* START Material for this task *
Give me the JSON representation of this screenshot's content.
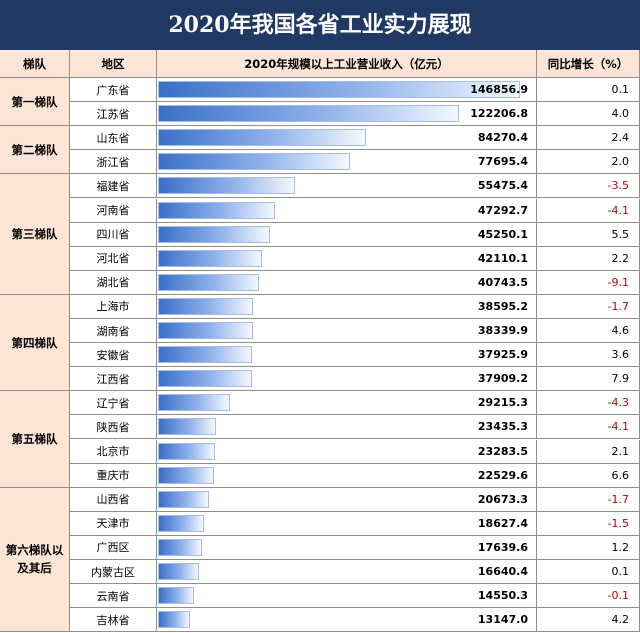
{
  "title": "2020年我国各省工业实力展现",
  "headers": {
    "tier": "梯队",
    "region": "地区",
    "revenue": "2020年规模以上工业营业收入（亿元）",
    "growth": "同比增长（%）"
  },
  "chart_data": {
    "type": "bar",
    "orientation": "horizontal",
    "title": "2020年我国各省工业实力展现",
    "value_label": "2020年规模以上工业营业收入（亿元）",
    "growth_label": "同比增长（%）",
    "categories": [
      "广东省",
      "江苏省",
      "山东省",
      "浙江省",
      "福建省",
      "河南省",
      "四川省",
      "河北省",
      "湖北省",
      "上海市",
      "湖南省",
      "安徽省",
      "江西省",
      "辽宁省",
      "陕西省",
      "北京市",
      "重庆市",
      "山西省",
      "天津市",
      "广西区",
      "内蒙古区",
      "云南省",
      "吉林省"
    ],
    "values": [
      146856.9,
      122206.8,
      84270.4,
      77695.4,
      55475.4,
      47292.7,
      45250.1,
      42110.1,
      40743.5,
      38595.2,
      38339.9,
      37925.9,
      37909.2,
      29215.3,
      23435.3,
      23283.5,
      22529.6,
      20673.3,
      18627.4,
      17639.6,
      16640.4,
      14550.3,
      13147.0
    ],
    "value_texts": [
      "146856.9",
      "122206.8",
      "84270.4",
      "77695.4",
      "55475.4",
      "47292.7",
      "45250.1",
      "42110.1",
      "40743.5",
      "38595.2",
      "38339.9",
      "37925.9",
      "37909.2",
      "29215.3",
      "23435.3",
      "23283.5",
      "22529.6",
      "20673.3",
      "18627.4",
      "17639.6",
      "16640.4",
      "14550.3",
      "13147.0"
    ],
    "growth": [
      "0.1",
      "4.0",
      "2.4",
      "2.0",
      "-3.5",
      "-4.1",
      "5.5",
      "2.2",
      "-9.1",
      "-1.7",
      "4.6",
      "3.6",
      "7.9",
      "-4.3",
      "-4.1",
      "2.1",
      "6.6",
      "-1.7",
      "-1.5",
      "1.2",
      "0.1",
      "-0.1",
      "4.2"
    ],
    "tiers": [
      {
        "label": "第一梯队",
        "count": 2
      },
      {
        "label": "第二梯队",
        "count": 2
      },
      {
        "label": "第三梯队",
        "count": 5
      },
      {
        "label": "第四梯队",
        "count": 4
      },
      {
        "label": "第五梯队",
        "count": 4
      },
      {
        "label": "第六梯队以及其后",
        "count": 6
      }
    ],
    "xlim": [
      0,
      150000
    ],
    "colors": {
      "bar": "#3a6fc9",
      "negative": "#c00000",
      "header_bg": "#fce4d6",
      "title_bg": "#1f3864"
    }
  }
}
* END Material for this task *
* START Material for this task *
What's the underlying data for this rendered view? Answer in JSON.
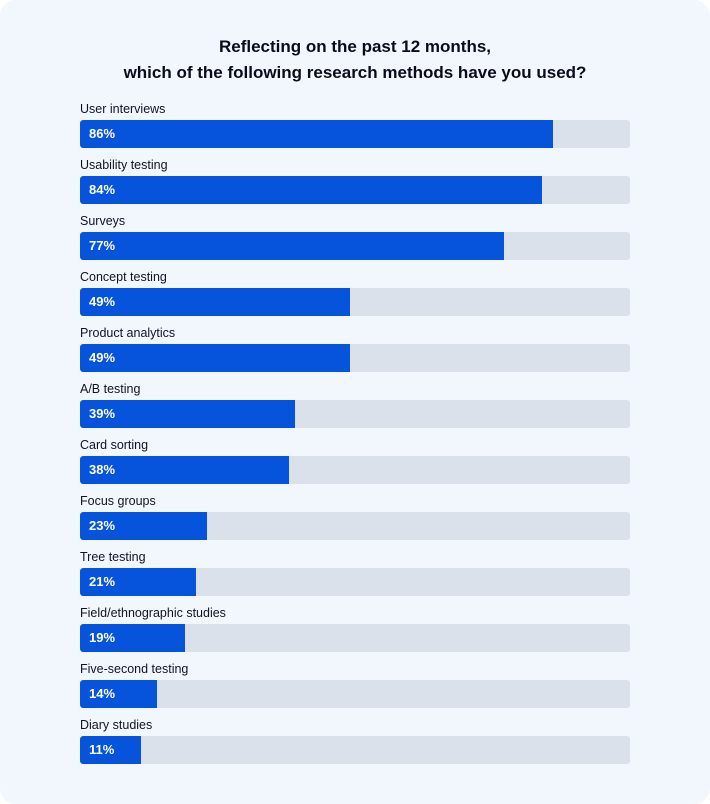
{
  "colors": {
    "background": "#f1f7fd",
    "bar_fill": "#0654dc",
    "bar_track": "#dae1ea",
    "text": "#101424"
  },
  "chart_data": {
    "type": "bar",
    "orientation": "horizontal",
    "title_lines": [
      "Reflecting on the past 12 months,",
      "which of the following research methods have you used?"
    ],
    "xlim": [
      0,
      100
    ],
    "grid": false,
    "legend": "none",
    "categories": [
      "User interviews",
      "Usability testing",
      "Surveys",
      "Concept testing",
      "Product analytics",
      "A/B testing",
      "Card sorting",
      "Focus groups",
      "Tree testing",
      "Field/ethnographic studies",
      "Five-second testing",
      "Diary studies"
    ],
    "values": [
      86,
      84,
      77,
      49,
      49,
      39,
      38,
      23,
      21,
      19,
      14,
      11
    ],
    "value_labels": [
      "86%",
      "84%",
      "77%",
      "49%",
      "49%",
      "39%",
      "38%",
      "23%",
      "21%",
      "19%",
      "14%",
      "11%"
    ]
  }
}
* END Material for this task *
* START Material for this task *
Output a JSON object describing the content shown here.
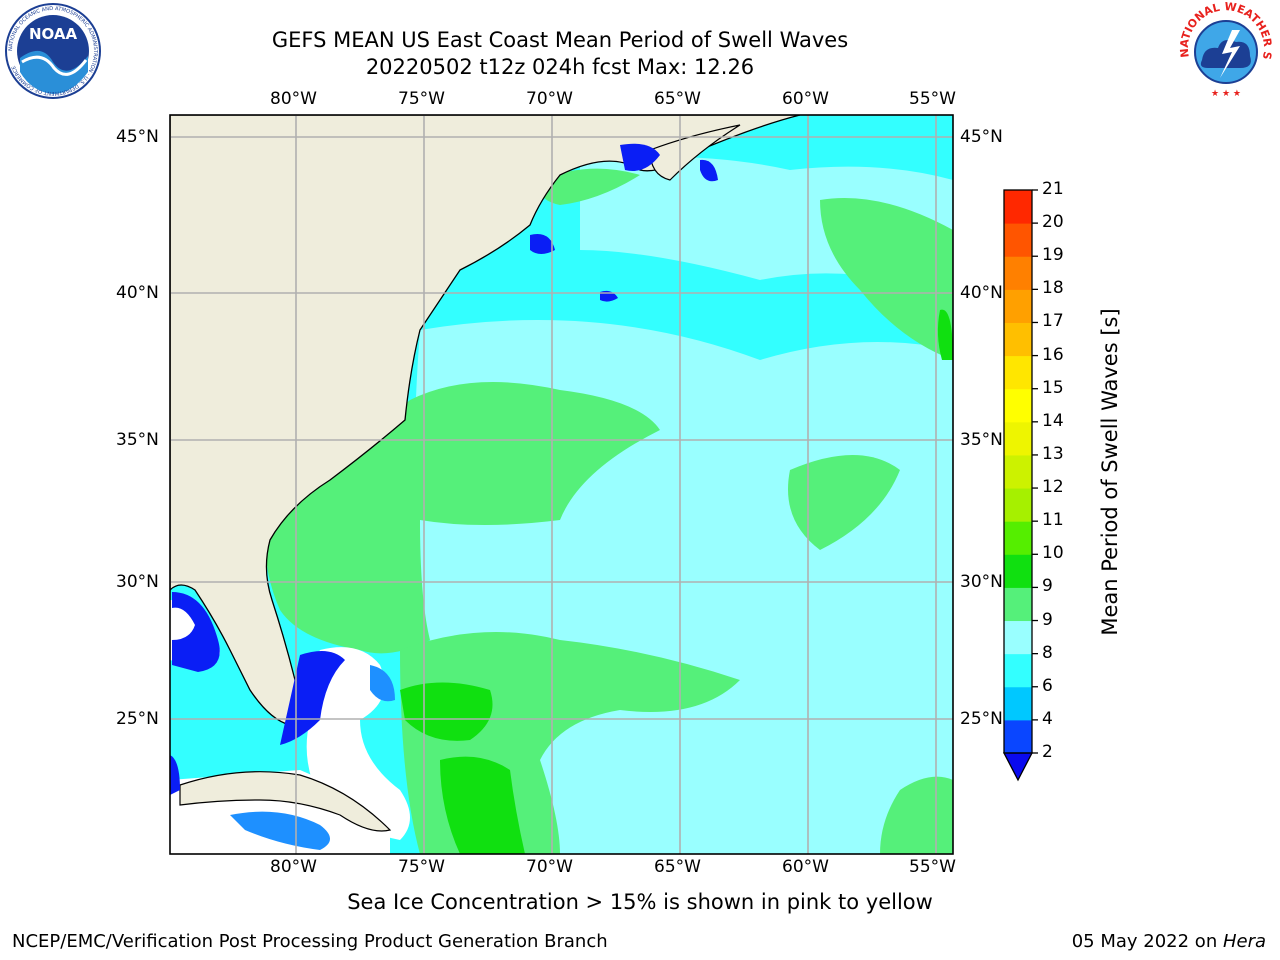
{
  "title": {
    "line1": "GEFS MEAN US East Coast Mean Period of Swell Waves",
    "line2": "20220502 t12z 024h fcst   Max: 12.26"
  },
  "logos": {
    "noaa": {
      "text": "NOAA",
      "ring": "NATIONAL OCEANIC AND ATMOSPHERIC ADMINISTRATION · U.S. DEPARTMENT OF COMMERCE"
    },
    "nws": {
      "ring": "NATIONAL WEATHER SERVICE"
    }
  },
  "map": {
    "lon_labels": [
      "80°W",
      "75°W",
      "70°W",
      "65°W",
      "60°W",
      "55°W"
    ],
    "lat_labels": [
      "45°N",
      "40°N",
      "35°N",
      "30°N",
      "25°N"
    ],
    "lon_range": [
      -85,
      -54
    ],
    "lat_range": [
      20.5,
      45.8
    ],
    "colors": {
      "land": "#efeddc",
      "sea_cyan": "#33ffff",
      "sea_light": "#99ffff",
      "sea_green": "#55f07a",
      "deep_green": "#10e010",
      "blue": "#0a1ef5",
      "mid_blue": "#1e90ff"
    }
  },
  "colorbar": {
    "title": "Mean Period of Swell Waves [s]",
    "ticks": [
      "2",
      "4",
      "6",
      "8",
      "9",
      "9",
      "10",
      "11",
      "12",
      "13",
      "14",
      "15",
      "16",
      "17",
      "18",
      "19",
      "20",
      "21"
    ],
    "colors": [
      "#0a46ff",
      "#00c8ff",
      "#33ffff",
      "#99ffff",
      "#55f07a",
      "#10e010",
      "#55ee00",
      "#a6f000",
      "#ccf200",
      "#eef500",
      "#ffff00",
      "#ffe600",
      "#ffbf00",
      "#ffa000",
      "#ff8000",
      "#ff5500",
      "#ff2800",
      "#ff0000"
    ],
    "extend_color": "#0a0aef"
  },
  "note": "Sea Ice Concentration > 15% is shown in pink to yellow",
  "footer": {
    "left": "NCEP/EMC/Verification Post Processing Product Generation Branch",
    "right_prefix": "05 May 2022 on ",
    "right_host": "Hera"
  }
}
* END Material for this task *
__Your task__. Which lines hold the word "Waves"? Return all of them from the records above.

__Exercise response__.
    "line1": "GEFS MEAN US East Coast Mean Period of Swell Waves",
    "title": "Mean Period of Swell Waves [s]",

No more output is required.